Extracted records:

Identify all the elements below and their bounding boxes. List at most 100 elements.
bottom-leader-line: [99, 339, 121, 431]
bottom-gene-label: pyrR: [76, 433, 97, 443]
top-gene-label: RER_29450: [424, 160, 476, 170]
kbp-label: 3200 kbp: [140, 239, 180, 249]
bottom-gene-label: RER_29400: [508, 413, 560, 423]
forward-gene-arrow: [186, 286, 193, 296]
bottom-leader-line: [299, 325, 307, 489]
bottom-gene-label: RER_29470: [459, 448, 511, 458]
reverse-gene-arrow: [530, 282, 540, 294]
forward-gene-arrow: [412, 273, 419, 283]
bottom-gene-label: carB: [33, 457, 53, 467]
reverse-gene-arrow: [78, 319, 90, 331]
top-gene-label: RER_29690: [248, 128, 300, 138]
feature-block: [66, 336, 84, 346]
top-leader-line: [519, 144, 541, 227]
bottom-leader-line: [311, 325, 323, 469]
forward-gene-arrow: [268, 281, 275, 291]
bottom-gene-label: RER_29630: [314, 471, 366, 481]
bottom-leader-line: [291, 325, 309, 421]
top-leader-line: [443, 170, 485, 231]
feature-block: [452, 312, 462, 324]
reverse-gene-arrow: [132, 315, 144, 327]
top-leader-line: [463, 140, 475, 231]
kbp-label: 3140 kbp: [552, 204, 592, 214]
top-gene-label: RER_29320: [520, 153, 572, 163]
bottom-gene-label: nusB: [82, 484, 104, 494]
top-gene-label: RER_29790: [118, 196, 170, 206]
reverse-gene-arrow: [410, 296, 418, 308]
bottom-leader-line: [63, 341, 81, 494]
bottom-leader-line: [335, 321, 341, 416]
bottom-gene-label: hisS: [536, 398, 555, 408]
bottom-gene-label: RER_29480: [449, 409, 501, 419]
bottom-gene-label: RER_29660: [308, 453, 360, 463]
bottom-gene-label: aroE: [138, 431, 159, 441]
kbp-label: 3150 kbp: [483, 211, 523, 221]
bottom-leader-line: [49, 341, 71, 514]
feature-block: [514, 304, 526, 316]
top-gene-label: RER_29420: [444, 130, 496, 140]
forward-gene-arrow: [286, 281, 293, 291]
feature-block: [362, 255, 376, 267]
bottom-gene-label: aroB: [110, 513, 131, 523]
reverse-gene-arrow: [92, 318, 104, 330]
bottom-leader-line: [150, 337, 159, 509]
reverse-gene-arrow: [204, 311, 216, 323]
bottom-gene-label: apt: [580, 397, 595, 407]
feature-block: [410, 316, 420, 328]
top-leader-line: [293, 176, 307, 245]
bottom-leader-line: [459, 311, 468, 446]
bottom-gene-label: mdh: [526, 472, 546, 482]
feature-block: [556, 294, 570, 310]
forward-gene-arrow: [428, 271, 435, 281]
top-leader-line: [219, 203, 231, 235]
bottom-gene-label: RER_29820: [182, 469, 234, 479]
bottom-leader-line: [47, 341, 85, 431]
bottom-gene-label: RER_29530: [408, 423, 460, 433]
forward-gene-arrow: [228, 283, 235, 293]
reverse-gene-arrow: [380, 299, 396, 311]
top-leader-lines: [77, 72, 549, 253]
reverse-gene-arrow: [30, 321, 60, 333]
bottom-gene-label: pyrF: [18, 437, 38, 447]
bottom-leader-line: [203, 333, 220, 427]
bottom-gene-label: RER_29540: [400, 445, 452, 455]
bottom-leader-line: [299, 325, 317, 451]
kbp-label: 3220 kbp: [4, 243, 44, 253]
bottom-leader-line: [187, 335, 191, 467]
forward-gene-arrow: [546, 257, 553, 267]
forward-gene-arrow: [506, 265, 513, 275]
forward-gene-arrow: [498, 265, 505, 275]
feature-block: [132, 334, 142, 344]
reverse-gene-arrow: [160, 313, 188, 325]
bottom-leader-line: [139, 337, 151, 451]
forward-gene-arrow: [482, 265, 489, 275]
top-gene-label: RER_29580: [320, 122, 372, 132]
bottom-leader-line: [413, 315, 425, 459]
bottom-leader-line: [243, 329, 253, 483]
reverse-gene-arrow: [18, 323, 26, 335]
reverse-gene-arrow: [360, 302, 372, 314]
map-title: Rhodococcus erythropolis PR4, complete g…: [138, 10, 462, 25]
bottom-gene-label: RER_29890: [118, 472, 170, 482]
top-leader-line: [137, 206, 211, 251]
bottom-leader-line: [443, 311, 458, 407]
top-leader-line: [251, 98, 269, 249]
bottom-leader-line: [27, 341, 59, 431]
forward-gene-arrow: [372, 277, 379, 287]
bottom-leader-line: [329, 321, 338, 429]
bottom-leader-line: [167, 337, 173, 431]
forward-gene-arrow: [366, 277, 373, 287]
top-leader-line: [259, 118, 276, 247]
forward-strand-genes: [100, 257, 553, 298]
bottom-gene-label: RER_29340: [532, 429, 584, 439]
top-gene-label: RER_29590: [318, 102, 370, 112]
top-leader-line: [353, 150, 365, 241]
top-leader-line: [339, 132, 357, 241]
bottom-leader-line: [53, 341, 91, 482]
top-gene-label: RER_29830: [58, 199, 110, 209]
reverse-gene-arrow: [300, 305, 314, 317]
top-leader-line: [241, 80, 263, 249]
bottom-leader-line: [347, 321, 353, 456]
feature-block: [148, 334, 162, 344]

Task to carry out: Every record must appear in the answer exactly as it does above.

Completed exercise:
Identify all the elements below and their bounding boxes. List at most 100 elements.
bottom-leader-line: [99, 339, 121, 431]
bottom-gene-label: pyrR: [76, 433, 97, 443]
top-gene-label: RER_29450: [424, 160, 476, 170]
kbp-label: 3200 kbp: [140, 239, 180, 249]
bottom-gene-label: RER_29400: [508, 413, 560, 423]
forward-gene-arrow: [186, 286, 193, 296]
bottom-leader-line: [299, 325, 307, 489]
bottom-gene-label: RER_29470: [459, 448, 511, 458]
reverse-gene-arrow: [530, 282, 540, 294]
forward-gene-arrow: [412, 273, 419, 283]
bottom-gene-label: carB: [33, 457, 53, 467]
reverse-gene-arrow: [78, 319, 90, 331]
top-gene-label: RER_29690: [248, 128, 300, 138]
feature-block: [66, 336, 84, 346]
top-leader-line: [519, 144, 541, 227]
bottom-leader-line: [311, 325, 323, 469]
forward-gene-arrow: [268, 281, 275, 291]
bottom-gene-label: RER_29630: [314, 471, 366, 481]
bottom-leader-line: [291, 325, 309, 421]
top-leader-line: [443, 170, 485, 231]
feature-block: [452, 312, 462, 324]
reverse-gene-arrow: [132, 315, 144, 327]
top-leader-line: [463, 140, 475, 231]
kbp-label: 3140 kbp: [552, 204, 592, 214]
top-gene-label: RER_29320: [520, 153, 572, 163]
bottom-gene-label: nusB: [82, 484, 104, 494]
top-gene-label: RER_29790: [118, 196, 170, 206]
reverse-gene-arrow: [410, 296, 418, 308]
bottom-leader-line: [63, 341, 81, 494]
bottom-leader-line: [335, 321, 341, 416]
bottom-gene-label: hisS: [536, 398, 555, 408]
bottom-gene-label: RER_29480: [449, 409, 501, 419]
bottom-gene-label: RER_29660: [308, 453, 360, 463]
bottom-gene-label: aroE: [138, 431, 159, 441]
kbp-label: 3150 kbp: [483, 211, 523, 221]
bottom-leader-line: [49, 341, 71, 514]
feature-block: [514, 304, 526, 316]
top-gene-label: RER_29420: [444, 130, 496, 140]
forward-gene-arrow: [286, 281, 293, 291]
feature-block: [362, 255, 376, 267]
bottom-gene-label: aroB: [110, 513, 131, 523]
reverse-gene-arrow: [92, 318, 104, 330]
bottom-leader-line: [150, 337, 159, 509]
reverse-gene-arrow: [204, 311, 216, 323]
bottom-gene-label: apt: [580, 397, 595, 407]
feature-block: [410, 316, 420, 328]
top-leader-line: [293, 176, 307, 245]
bottom-leader-line: [459, 311, 468, 446]
bottom-gene-label: mdh: [526, 472, 546, 482]
feature-block: [556, 294, 570, 310]
forward-gene-arrow: [428, 271, 435, 281]
top-leader-line: [219, 203, 231, 235]
bottom-gene-label: RER_29820: [182, 469, 234, 479]
bottom-leader-line: [47, 341, 85, 431]
bottom-gene-label: RER_29530: [408, 423, 460, 433]
forward-gene-arrow: [228, 283, 235, 293]
reverse-gene-arrow: [380, 299, 396, 311]
top-leader-lines: [77, 72, 549, 253]
reverse-gene-arrow: [30, 321, 60, 333]
bottom-gene-label: pyrF: [18, 437, 38, 447]
bottom-leader-line: [203, 333, 220, 427]
bottom-gene-label: RER_29540: [400, 445, 452, 455]
bottom-leader-line: [299, 325, 317, 451]
kbp-label: 3220 kbp: [4, 243, 44, 253]
bottom-leader-line: [187, 335, 191, 467]
forward-gene-arrow: [546, 257, 553, 267]
forward-gene-arrow: [506, 265, 513, 275]
forward-gene-arrow: [498, 265, 505, 275]
feature-block: [132, 334, 142, 344]
reverse-gene-arrow: [160, 313, 188, 325]
bottom-leader-line: [139, 337, 151, 451]
forward-gene-arrow: [482, 265, 489, 275]
top-gene-label: RER_29580: [320, 122, 372, 132]
bottom-leader-line: [413, 315, 425, 459]
bottom-leader-line: [243, 329, 253, 483]
reverse-gene-arrow: [18, 323, 26, 335]
reverse-gene-arrow: [360, 302, 372, 314]
map-title: Rhodococcus erythropolis PR4, complete g…: [138, 10, 462, 25]
bottom-gene-label: RER_29890: [118, 472, 170, 482]
top-leader-line: [137, 206, 211, 251]
bottom-leader-line: [443, 311, 458, 407]
top-leader-line: [251, 98, 269, 249]
bottom-leader-line: [27, 341, 59, 431]
forward-gene-arrow: [372, 277, 379, 287]
bottom-leader-line: [329, 321, 338, 429]
bottom-leader-line: [167, 337, 173, 431]
forward-gene-arrow: [366, 277, 373, 287]
top-leader-line: [259, 118, 276, 247]
forward-strand-genes: [100, 257, 553, 298]
bottom-gene-label: RER_29340: [532, 429, 584, 439]
top-gene-label: RER_29590: [318, 102, 370, 112]
top-leader-line: [353, 150, 365, 241]
top-leader-line: [339, 132, 357, 241]
bottom-leader-line: [53, 341, 91, 482]
top-gene-label: RER_29830: [58, 199, 110, 209]
reverse-gene-arrow: [300, 305, 314, 317]
top-leader-line: [241, 80, 263, 249]
bottom-leader-line: [347, 321, 353, 456]
feature-block: [148, 334, 162, 344]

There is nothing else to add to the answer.